━━━━━ 本文ブロック ━━━━━

Commentary
中国の石炭からの「公正な移行」
石炭企業が秩序ある撤退を担う
図の通り、過去20年の中国石炭産業の経営状況は、以上の経緯を反映して変動してきた。利潤額は石炭市況が「黄金の十年」と呼ばれる好況期が終わる2011年をピークに2015年まで急減し、過剰生産能力の削減政策が開始された2016年に底打ちして反転している。その後は、深刻な電力不足を受けた石炭政策の見直しまでは利潤額の伸びは緩やかであるが、石炭火力による発電量が再び増加し始めた2021年以降は急激に利潤が拡大している。投資額も多少の時間的なズレはあるものの、基本的に利潤額の推移と同様の動きをしてきた。
図 中国の石炭産業の投資額(左軸)と利潤額(右軸)の推移
省力化への投資が進む
注目すべきは投資の中身である。投資額で見れば、2012年と2023年はほぼ同水準である。しかし投資内容は全く異なっている。2012年前後の投資の大部分は新規炭鉱の建設を始め、生産能力の拡充に投じられていた。そのため2012年には23.4億トンであった生産能力は過剰生産能力の削減政策が開始される前年の2015年には57億トンと、わずか3年間で34億トン近く増えて、2.4倍へと激増したのであった。

━━━━━ 確認用データ ━━━━━

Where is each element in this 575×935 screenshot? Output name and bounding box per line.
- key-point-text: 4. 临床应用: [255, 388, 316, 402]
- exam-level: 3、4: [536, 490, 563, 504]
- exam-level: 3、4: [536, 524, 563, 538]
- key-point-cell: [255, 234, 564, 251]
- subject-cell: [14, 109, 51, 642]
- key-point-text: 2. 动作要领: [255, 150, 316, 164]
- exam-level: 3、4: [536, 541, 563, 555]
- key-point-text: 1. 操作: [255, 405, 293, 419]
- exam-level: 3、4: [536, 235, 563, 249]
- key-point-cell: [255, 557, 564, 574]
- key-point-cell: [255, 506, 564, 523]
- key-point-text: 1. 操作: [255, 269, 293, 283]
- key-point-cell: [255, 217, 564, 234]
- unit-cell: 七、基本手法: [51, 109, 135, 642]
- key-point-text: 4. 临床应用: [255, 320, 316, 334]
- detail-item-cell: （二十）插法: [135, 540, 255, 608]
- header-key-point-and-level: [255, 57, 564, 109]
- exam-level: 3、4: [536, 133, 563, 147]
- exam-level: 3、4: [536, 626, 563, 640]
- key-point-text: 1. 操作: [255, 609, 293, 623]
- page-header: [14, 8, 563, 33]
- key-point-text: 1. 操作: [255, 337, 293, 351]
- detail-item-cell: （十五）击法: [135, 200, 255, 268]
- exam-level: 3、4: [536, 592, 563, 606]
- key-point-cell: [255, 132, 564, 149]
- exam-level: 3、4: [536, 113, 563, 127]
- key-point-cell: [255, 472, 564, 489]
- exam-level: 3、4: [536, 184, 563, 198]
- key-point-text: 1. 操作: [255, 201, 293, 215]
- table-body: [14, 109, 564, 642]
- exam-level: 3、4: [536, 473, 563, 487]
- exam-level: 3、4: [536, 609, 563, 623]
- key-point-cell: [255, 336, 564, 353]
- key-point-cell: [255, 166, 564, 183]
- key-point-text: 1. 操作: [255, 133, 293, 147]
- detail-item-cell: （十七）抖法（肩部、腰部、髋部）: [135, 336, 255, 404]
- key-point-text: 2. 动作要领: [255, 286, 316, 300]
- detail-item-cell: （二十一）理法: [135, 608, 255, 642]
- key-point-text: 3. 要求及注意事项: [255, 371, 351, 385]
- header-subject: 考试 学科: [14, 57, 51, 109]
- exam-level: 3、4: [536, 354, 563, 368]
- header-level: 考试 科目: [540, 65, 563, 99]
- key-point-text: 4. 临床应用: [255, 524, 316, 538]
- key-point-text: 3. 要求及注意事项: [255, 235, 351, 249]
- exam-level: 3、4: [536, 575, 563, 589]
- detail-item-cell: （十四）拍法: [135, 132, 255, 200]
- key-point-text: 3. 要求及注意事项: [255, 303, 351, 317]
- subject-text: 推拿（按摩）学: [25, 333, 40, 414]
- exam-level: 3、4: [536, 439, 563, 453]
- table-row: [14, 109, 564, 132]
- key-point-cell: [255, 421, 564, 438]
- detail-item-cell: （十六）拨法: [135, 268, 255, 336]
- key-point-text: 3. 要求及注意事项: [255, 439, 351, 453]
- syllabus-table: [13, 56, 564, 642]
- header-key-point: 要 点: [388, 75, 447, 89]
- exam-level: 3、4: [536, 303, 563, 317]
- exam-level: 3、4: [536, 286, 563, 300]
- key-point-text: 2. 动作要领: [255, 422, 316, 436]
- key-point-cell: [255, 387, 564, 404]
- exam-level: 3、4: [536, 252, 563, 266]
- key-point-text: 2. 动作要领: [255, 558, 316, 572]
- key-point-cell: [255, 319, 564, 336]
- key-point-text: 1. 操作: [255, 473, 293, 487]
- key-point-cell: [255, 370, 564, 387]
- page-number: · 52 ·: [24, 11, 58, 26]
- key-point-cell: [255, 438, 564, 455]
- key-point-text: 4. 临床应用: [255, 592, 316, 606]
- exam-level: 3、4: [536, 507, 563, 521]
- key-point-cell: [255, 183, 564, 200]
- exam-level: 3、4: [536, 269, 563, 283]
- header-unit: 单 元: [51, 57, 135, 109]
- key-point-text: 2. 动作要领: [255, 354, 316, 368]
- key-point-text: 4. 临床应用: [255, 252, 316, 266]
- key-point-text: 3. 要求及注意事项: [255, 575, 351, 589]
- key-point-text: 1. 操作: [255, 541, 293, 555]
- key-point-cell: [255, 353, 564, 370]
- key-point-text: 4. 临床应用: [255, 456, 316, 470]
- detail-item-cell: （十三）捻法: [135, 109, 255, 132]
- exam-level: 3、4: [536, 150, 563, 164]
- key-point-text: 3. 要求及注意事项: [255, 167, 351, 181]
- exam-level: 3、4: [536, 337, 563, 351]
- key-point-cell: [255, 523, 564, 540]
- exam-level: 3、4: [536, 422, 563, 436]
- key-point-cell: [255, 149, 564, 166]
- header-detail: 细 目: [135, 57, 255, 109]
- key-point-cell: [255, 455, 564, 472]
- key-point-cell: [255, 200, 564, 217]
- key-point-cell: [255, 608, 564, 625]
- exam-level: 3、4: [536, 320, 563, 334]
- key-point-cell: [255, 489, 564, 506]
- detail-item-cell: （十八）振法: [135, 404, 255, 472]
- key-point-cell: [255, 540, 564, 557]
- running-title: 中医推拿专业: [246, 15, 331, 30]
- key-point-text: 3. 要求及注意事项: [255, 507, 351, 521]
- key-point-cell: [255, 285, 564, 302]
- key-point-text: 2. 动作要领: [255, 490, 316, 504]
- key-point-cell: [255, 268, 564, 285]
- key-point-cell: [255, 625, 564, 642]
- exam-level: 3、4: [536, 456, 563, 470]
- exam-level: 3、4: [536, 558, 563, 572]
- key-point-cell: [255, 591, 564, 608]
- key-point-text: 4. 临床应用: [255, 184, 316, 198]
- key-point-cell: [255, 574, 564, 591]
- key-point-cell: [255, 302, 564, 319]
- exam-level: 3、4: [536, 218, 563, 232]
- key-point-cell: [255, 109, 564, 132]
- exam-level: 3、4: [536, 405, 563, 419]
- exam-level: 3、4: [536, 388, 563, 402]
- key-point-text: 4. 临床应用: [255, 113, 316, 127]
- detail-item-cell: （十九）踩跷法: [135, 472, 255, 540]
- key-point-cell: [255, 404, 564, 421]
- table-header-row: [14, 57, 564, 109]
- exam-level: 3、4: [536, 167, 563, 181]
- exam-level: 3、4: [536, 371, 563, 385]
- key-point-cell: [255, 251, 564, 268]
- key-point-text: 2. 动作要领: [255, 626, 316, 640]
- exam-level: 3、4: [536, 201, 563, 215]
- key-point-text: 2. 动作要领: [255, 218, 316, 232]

━━━━━

▸ **必要な作業**
中国の石炭産業についての本文と次の1.～3.の記述が一致するかを「はい」か「いいえ」で判定し、それぞれ判断の決め手となる本文の語句を一字一句変えずに引用してください。1. 石炭産業の利潤額は2011年にピークを迎えた。2. 投資額は2012年と2023年で大きく異なっている。3. 生産能力は2015年に57億トンに達した。

▸ **作業への回答**
1. はい:「2011年をピークに2015年まで急減し」
2. いいえ:「2012年と2023年はほぼ同水準である」
3. はい:「2015年には57億トン」